Your objective: Write the records below out in full, character for character, with no pictures.

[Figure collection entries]
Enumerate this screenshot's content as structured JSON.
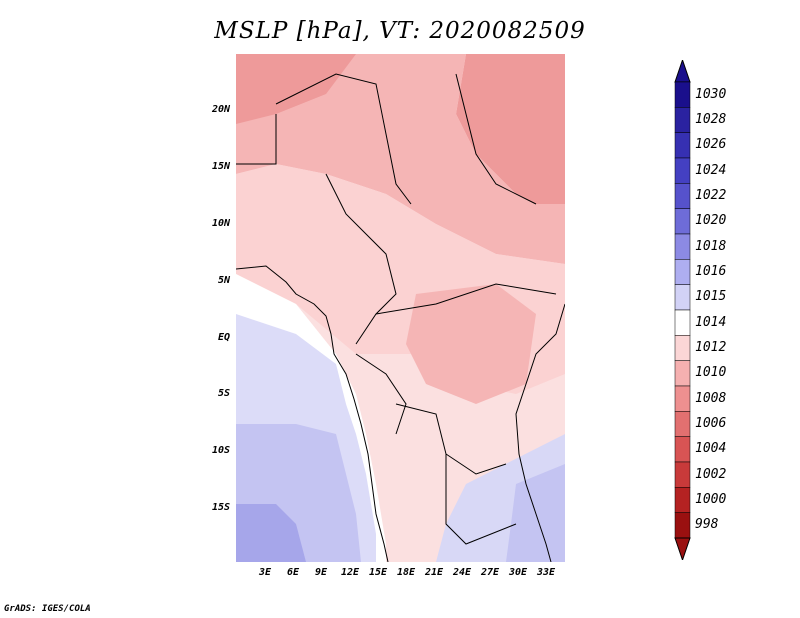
{
  "title": "MSLP [hPa], VT: 2020082509",
  "footer": "GrADS: IGES/COLA",
  "map": {
    "lat_labels": [
      "20N",
      "15N",
      "10N",
      "5N",
      "EQ",
      "5S",
      "10S",
      "15S"
    ],
    "lon_labels": [
      "3E",
      "6E",
      "9E",
      "12E",
      "15E",
      "18E",
      "21E",
      "24E",
      "27E",
      "30E",
      "33E"
    ],
    "lat_values": [
      20,
      15,
      10,
      5,
      0,
      -5,
      -10,
      -15
    ],
    "lon_values": [
      3,
      6,
      9,
      12,
      15,
      18,
      21,
      24,
      27,
      30,
      33
    ]
  },
  "colorbar": {
    "levels": [
      "1030",
      "1028",
      "1026",
      "1024",
      "1022",
      "1020",
      "1018",
      "1016",
      "1015",
      "1014",
      "1012",
      "1010",
      "1008",
      "1006",
      "1004",
      "1002",
      "1000",
      "998"
    ],
    "colors": [
      "#1a0f8c",
      "#2a22a0",
      "#3630b2",
      "#4440c2",
      "#5652cc",
      "#6e6cd8",
      "#8c8ae4",
      "#aeaef0",
      "#d2d2f6",
      "#ffffff",
      "#fbd6d6",
      "#f5b0b0",
      "#ee9090",
      "#e27070",
      "#d85454",
      "#c83a3a",
      "#b42222",
      "#9a1010"
    ]
  },
  "colors": {
    "outline": "#000000",
    "ocean": "#dcdcf8"
  }
}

Solution to this problem:
Enumerate this screenshot's content as structured JSON.
{
  "title": "MSLP [hPa], VT: 2020082509",
  "footer": "GrADS: IGES/COLA",
  "map": {
    "lat_labels": [
      "20N",
      "15N",
      "10N",
      "5N",
      "EQ",
      "5S",
      "10S",
      "15S"
    ],
    "lon_labels": [
      "3E",
      "6E",
      "9E",
      "12E",
      "15E",
      "18E",
      "21E",
      "24E",
      "27E",
      "30E",
      "33E"
    ],
    "lat_values": [
      20,
      15,
      10,
      5,
      0,
      -5,
      -10,
      -15
    ],
    "lon_values": [
      3,
      6,
      9,
      12,
      15,
      18,
      21,
      24,
      27,
      30,
      33
    ]
  },
  "colorbar": {
    "levels": [
      "1030",
      "1028",
      "1026",
      "1024",
      "1022",
      "1020",
      "1018",
      "1016",
      "1015",
      "1014",
      "1012",
      "1010",
      "1008",
      "1006",
      "1004",
      "1002",
      "1000",
      "998"
    ],
    "colors": [
      "#1a0f8c",
      "#2a22a0",
      "#3630b2",
      "#4440c2",
      "#5652cc",
      "#6e6cd8",
      "#8c8ae4",
      "#aeaef0",
      "#d2d2f6",
      "#ffffff",
      "#fbd6d6",
      "#f5b0b0",
      "#ee9090",
      "#e27070",
      "#d85454",
      "#c83a3a",
      "#b42222",
      "#9a1010"
    ]
  },
  "colors": {
    "outline": "#000000",
    "ocean": "#dcdcf8"
  }
}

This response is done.